* [Challenge]
Count the lines below that contain "name". Give only the number.

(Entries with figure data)

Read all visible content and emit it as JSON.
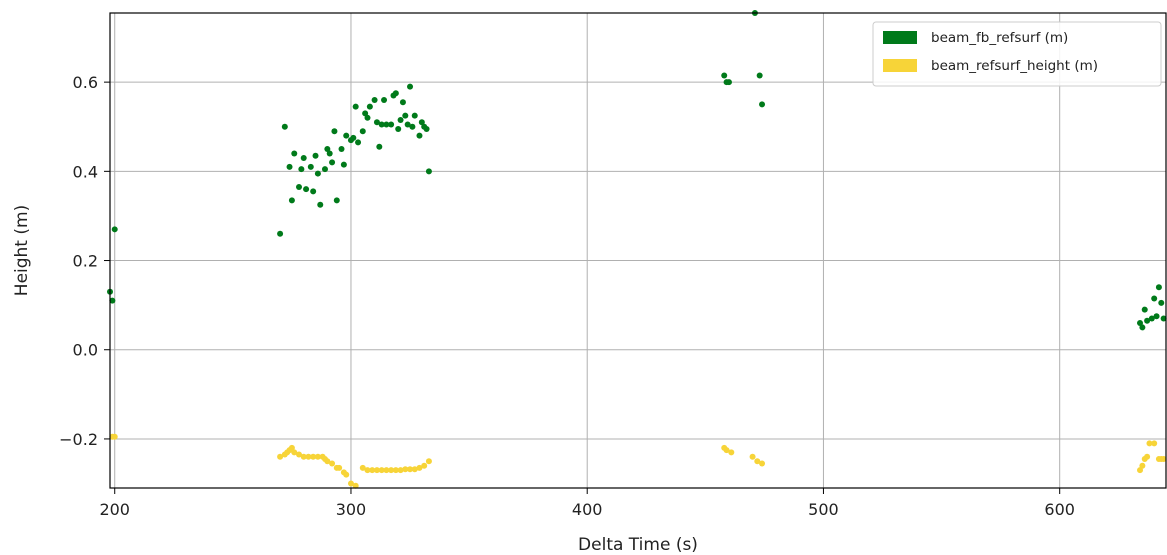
{
  "chart_data": {
    "type": "scatter",
    "xlabel": "Delta Time (s)",
    "ylabel": "Height (m)",
    "xlim": [
      198,
      645
    ],
    "ylim": [
      -0.31,
      0.755
    ],
    "xticks": [
      200,
      300,
      400,
      500,
      600
    ],
    "yticks": [
      -0.2,
      0.0,
      0.2,
      0.4,
      0.6
    ],
    "xtick_labels": [
      "200",
      "300",
      "400",
      "500",
      "600"
    ],
    "ytick_labels": [
      "−0.2",
      "0.0",
      "0.2",
      "0.4",
      "0.6"
    ],
    "grid": true,
    "legend_position": "top-right",
    "series": [
      {
        "name": "beam_fb_refsurf (m)",
        "color": "#007a1a",
        "points": [
          [
            198,
            0.13
          ],
          [
            199,
            0.11
          ],
          [
            200,
            0.27
          ],
          [
            270,
            0.26
          ],
          [
            272,
            0.5
          ],
          [
            274,
            0.41
          ],
          [
            275,
            0.335
          ],
          [
            276,
            0.44
          ],
          [
            278,
            0.365
          ],
          [
            279,
            0.405
          ],
          [
            280,
            0.43
          ],
          [
            281,
            0.36
          ],
          [
            283,
            0.41
          ],
          [
            284,
            0.355
          ],
          [
            285,
            0.435
          ],
          [
            286,
            0.395
          ],
          [
            287,
            0.325
          ],
          [
            289,
            0.405
          ],
          [
            290,
            0.45
          ],
          [
            291,
            0.44
          ],
          [
            292,
            0.42
          ],
          [
            293,
            0.49
          ],
          [
            294,
            0.335
          ],
          [
            296,
            0.45
          ],
          [
            297,
            0.415
          ],
          [
            298,
            0.48
          ],
          [
            300,
            0.47
          ],
          [
            301,
            0.475
          ],
          [
            302,
            0.545
          ],
          [
            303,
            0.465
          ],
          [
            305,
            0.49
          ],
          [
            306,
            0.53
          ],
          [
            307,
            0.52
          ],
          [
            308,
            0.545
          ],
          [
            310,
            0.56
          ],
          [
            311,
            0.51
          ],
          [
            312,
            0.455
          ],
          [
            313,
            0.505
          ],
          [
            314,
            0.56
          ],
          [
            315,
            0.505
          ],
          [
            317,
            0.505
          ],
          [
            318,
            0.57
          ],
          [
            319,
            0.575
          ],
          [
            320,
            0.495
          ],
          [
            321,
            0.515
          ],
          [
            322,
            0.555
          ],
          [
            323,
            0.525
          ],
          [
            324,
            0.505
          ],
          [
            325,
            0.59
          ],
          [
            326,
            0.5
          ],
          [
            327,
            0.525
          ],
          [
            329,
            0.48
          ],
          [
            330,
            0.51
          ],
          [
            331,
            0.5
          ],
          [
            332,
            0.495
          ],
          [
            333,
            0.4
          ],
          [
            458,
            0.615
          ],
          [
            459,
            0.6
          ],
          [
            460,
            0.6
          ],
          [
            471,
            0.755
          ],
          [
            473,
            0.615
          ],
          [
            474,
            0.55
          ],
          [
            634,
            0.06
          ],
          [
            635,
            0.05
          ],
          [
            636,
            0.09
          ],
          [
            637,
            0.065
          ],
          [
            639,
            0.07
          ],
          [
            640,
            0.115
          ],
          [
            641,
            0.075
          ],
          [
            642,
            0.14
          ],
          [
            643,
            0.105
          ],
          [
            644,
            0.07
          ]
        ]
      },
      {
        "name": "beam_refsurf_height (m)",
        "color": "#f7d438",
        "points": [
          [
            199,
            -0.195
          ],
          [
            200,
            -0.195
          ],
          [
            270,
            -0.24
          ],
          [
            272,
            -0.235
          ],
          [
            273,
            -0.23
          ],
          [
            274,
            -0.225
          ],
          [
            275,
            -0.22
          ],
          [
            276,
            -0.23
          ],
          [
            278,
            -0.235
          ],
          [
            280,
            -0.24
          ],
          [
            282,
            -0.24
          ],
          [
            284,
            -0.24
          ],
          [
            286,
            -0.24
          ],
          [
            288,
            -0.24
          ],
          [
            289,
            -0.245
          ],
          [
            290,
            -0.25
          ],
          [
            292,
            -0.255
          ],
          [
            294,
            -0.265
          ],
          [
            295,
            -0.265
          ],
          [
            297,
            -0.275
          ],
          [
            298,
            -0.28
          ],
          [
            300,
            -0.3
          ],
          [
            302,
            -0.305
          ],
          [
            305,
            -0.265
          ],
          [
            307,
            -0.27
          ],
          [
            309,
            -0.27
          ],
          [
            311,
            -0.27
          ],
          [
            313,
            -0.27
          ],
          [
            315,
            -0.27
          ],
          [
            317,
            -0.27
          ],
          [
            319,
            -0.27
          ],
          [
            321,
            -0.27
          ],
          [
            323,
            -0.268
          ],
          [
            325,
            -0.268
          ],
          [
            327,
            -0.268
          ],
          [
            329,
            -0.265
          ],
          [
            331,
            -0.26
          ],
          [
            333,
            -0.25
          ],
          [
            458,
            -0.22
          ],
          [
            459,
            -0.225
          ],
          [
            461,
            -0.23
          ],
          [
            470,
            -0.24
          ],
          [
            472,
            -0.25
          ],
          [
            474,
            -0.255
          ],
          [
            634,
            -0.27
          ],
          [
            635,
            -0.26
          ],
          [
            636,
            -0.245
          ],
          [
            637,
            -0.24
          ],
          [
            638,
            -0.21
          ],
          [
            640,
            -0.21
          ],
          [
            642,
            -0.245
          ],
          [
            643,
            -0.245
          ],
          [
            644,
            -0.245
          ]
        ]
      }
    ]
  }
}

* [Finished exercise]
2